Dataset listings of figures
------------------------------------------------
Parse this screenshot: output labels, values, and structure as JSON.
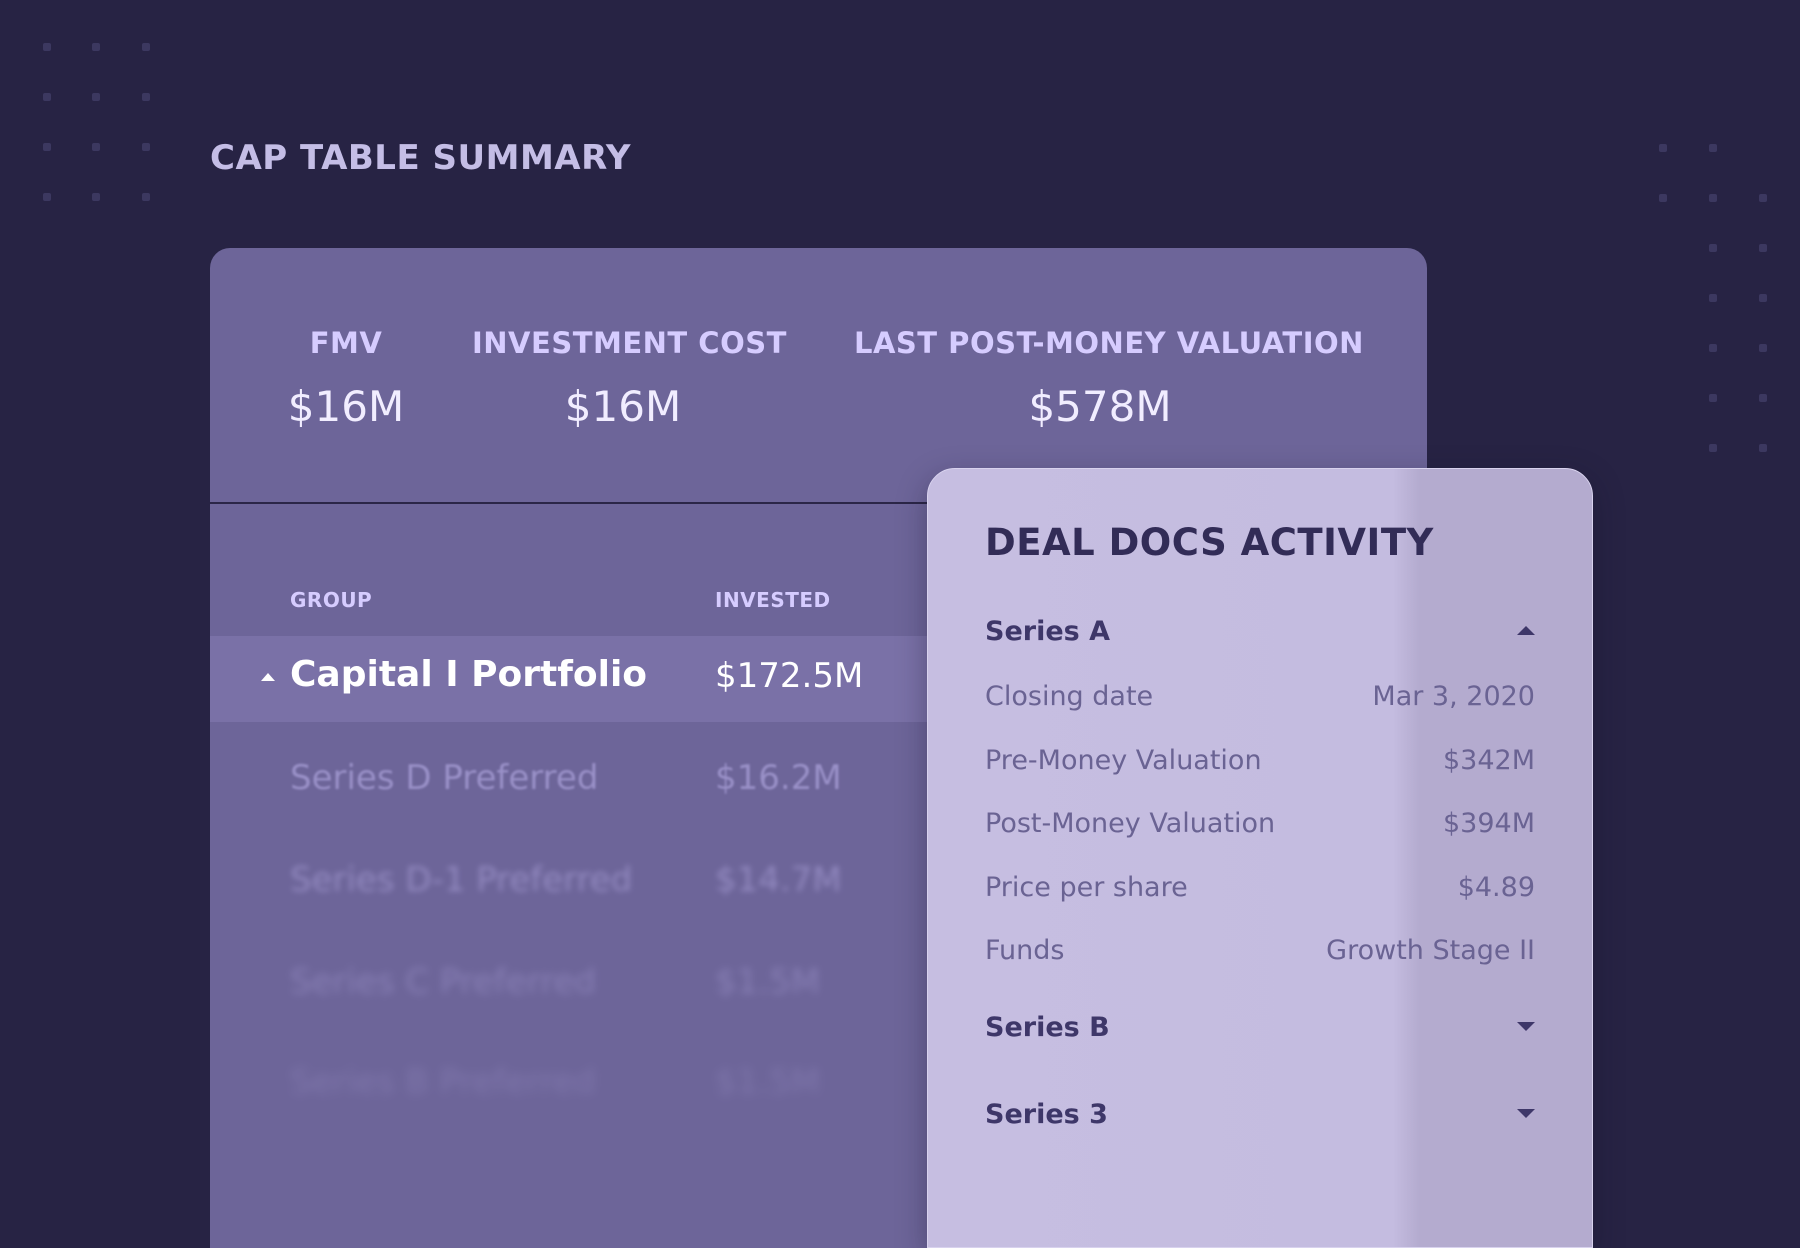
{
  "page_title": "CAP TABLE SUMMARY",
  "metrics": [
    {
      "label": "FMV",
      "value": "$16M"
    },
    {
      "label": "INVESTMENT COST",
      "value": "$16M"
    },
    {
      "label": "LAST POST-MONEY VALUATION",
      "value": "$578M"
    }
  ],
  "table": {
    "headers": {
      "group": "GROUP",
      "invested": "INVESTED"
    },
    "rows": [
      {
        "group": "Capital I Portfolio",
        "invested": "$172.5M"
      },
      {
        "group": "Series D Preferred",
        "invested": "$16.2M"
      },
      {
        "group": "Series D-1 Preferred",
        "invested": "$14.7M"
      },
      {
        "group": "Series C Preferred",
        "invested": "$1.5M"
      },
      {
        "group": "Series B Preferred",
        "invested": "$1.5M"
      }
    ]
  },
  "deal_docs": {
    "title": "DEAL DOCS ACTIVITY",
    "sections": [
      {
        "name": "Series A",
        "expanded": true
      },
      {
        "name": "Series B",
        "expanded": false
      },
      {
        "name": "Series 3",
        "expanded": false
      }
    ],
    "details": [
      {
        "label": "Closing date",
        "value": "Mar 3, 2020"
      },
      {
        "label": "Pre-Money Valuation",
        "value": "$342M"
      },
      {
        "label": "Post-Money Valuation",
        "value": "$394M"
      },
      {
        "label": "Price per share",
        "value": "$4.89"
      },
      {
        "label": "Funds",
        "value": "Growth Stage II"
      }
    ]
  }
}
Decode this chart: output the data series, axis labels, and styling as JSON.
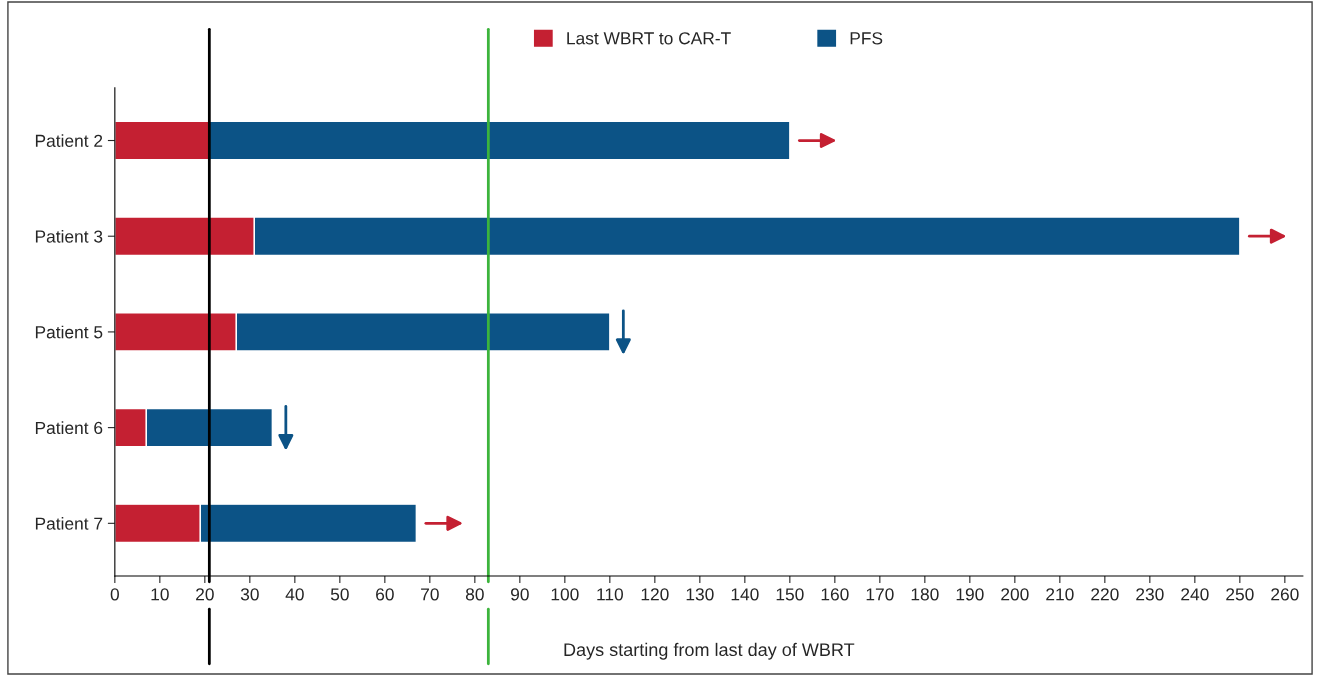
{
  "chart_data": {
    "type": "bar",
    "orientation": "horizontal",
    "stacked": true,
    "categories": [
      "Patient 2",
      "Patient 3",
      "Patient 5",
      "Patient 6",
      "Patient 7"
    ],
    "series": [
      {
        "name": "Last WBRT to CAR-T",
        "color": "#c42032",
        "values": [
          21,
          31,
          27,
          7,
          19
        ]
      },
      {
        "name": "PFS",
        "color": "#0c5386",
        "values": [
          129,
          219,
          83,
          28,
          48
        ]
      }
    ],
    "xlabel": "Days starting from last day of WBRT",
    "xlim": [
      0,
      264
    ],
    "xticks": [
      0,
      10,
      20,
      30,
      40,
      50,
      60,
      70,
      80,
      90,
      100,
      110,
      120,
      130,
      140,
      150,
      160,
      170,
      180,
      190,
      200,
      210,
      220,
      230,
      240,
      250,
      260
    ],
    "ref_lines": [
      {
        "axis": "x",
        "value": 21,
        "color": "#000000"
      },
      {
        "axis": "x",
        "value": 83,
        "color": "#3cb43c"
      }
    ],
    "legend": "top",
    "grid": false
  }
}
------------------------------------------------
Without the pictures, write out all of the material exactly.

Parse this screenshot: output labels, values, and structure as JSON.
{
  "page_title": "CAP TABLE SUMMARY",
  "metrics": [
    {
      "label": "FMV",
      "value": "$16M"
    },
    {
      "label": "INVESTMENT COST",
      "value": "$16M"
    },
    {
      "label": "LAST POST-MONEY VALUATION",
      "value": "$578M"
    }
  ],
  "table": {
    "headers": {
      "group": "GROUP",
      "invested": "INVESTED"
    },
    "rows": [
      {
        "group": "Capital I Portfolio",
        "invested": "$172.5M"
      },
      {
        "group": "Series D Preferred",
        "invested": "$16.2M"
      },
      {
        "group": "Series D-1 Preferred",
        "invested": "$14.7M"
      },
      {
        "group": "Series C Preferred",
        "invested": "$1.5M"
      },
      {
        "group": "Series B Preferred",
        "invested": "$1.5M"
      }
    ]
  },
  "deal_docs": {
    "title": "DEAL DOCS ACTIVITY",
    "sections": [
      {
        "name": "Series A",
        "expanded": true
      },
      {
        "name": "Series B",
        "expanded": false
      },
      {
        "name": "Series 3",
        "expanded": false
      }
    ],
    "details": [
      {
        "label": "Closing date",
        "value": "Mar 3, 2020"
      },
      {
        "label": "Pre-Money Valuation",
        "value": "$342M"
      },
      {
        "label": "Post-Money Valuation",
        "value": "$394M"
      },
      {
        "label": "Price per share",
        "value": "$4.89"
      },
      {
        "label": "Funds",
        "value": "Growth Stage II"
      }
    ]
  }
}
Decode this chart: output the data series, axis labels, and styling as JSON.
{
  "chart_data": {
    "type": "bar",
    "orientation": "horizontal",
    "stacked": true,
    "categories": [
      "Patient 2",
      "Patient 3",
      "Patient 5",
      "Patient 6",
      "Patient 7"
    ],
    "series": [
      {
        "name": "Last WBRT to CAR-T",
        "color": "#c42032",
        "values": [
          21,
          31,
          27,
          7,
          19
        ]
      },
      {
        "name": "PFS",
        "color": "#0c5386",
        "values": [
          129,
          219,
          83,
          28,
          48
        ]
      }
    ],
    "xlabel": "Days starting from last day of WBRT",
    "xlim": [
      0,
      264
    ],
    "xticks": [
      0,
      10,
      20,
      30,
      40,
      50,
      60,
      70,
      80,
      90,
      100,
      110,
      120,
      130,
      140,
      150,
      160,
      170,
      180,
      190,
      200,
      210,
      220,
      230,
      240,
      250,
      260
    ],
    "ref_lines": [
      {
        "axis": "x",
        "value": 21,
        "color": "#000000"
      },
      {
        "axis": "x",
        "value": 83,
        "color": "#3cb43c"
      }
    ],
    "legend": "top",
    "grid": false
  }
}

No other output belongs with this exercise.